═══ Data for processing
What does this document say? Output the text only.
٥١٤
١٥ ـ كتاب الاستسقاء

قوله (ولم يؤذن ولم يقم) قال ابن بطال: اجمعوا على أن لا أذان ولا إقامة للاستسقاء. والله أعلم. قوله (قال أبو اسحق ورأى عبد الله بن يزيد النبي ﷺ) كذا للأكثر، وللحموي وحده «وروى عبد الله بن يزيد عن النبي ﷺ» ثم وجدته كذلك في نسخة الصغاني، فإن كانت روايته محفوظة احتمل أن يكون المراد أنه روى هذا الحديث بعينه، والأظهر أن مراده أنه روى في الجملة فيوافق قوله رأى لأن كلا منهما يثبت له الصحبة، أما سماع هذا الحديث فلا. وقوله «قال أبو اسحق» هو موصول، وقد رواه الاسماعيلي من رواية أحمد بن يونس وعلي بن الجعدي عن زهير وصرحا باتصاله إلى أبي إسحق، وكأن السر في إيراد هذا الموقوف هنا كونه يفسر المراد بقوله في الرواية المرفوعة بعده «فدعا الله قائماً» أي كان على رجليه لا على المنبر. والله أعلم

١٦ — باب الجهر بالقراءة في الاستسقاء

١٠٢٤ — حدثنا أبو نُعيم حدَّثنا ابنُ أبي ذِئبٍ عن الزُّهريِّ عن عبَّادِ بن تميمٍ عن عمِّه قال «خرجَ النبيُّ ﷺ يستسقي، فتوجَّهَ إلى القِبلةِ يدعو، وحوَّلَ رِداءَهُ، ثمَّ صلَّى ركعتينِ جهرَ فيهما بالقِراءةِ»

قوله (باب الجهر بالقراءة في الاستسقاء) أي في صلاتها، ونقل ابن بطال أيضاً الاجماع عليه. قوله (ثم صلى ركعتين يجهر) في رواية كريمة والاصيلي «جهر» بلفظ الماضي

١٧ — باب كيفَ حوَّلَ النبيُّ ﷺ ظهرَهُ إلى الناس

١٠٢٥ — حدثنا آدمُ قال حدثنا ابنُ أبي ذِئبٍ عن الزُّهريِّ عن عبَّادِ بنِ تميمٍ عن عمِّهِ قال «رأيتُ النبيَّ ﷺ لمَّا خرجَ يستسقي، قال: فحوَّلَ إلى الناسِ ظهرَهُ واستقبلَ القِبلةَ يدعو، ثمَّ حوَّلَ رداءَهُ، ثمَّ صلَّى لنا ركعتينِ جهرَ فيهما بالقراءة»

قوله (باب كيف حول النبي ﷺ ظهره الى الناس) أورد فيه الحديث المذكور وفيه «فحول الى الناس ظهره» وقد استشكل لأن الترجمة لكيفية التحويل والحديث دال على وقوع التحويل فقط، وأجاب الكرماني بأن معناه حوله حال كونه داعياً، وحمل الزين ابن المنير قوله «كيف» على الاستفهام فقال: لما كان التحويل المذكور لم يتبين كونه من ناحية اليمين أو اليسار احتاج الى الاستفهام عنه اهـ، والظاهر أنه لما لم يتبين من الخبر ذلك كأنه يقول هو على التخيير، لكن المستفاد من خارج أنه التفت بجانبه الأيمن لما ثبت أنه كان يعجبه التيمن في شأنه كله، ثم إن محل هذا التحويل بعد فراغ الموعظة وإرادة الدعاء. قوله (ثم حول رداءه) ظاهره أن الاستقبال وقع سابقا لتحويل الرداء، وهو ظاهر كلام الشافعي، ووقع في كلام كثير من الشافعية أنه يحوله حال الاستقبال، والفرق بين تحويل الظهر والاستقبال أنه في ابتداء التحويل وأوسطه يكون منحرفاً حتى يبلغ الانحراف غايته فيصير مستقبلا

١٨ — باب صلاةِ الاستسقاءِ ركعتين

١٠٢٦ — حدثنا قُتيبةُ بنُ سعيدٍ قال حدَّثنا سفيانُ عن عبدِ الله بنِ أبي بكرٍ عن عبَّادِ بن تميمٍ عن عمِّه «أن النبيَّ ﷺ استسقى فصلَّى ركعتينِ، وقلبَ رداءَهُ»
══════
Task directions: Copy each line above where the string "يدعو" occurs.

Final answer:
١٠٢٤ — حدثنا أبو نُعيم حدَّثنا ابنُ أبي ذِئبٍ عن الزُّهريِّ عن عبَّادِ بن تميمٍ عن عمِّه قال «خرجَ النبيُّ ﷺ يستسقي، فتوجَّهَ إلى القِبلةِ يدعو، وحوَّلَ رِداءَهُ، ثمَّ صلَّى ركعتينِ جهرَ فيهما بالقِراءةِ»
١٠٢٥ — حدثنا آدمُ قال حدثنا ابنُ أبي ذِئبٍ عن الزُّهريِّ عن عبَّادِ بنِ تميمٍ عن عمِّهِ قال «رأيتُ النبيَّ ﷺ لمَّا خرجَ يستسقي، قال: فحوَّلَ إلى الناسِ ظهرَهُ واستقبلَ القِبلةَ يدعو، ثمَّ حوَّلَ رداءَهُ، ثمَّ صلَّى لنا ركعتينِ جهرَ فيهما بالقراءة»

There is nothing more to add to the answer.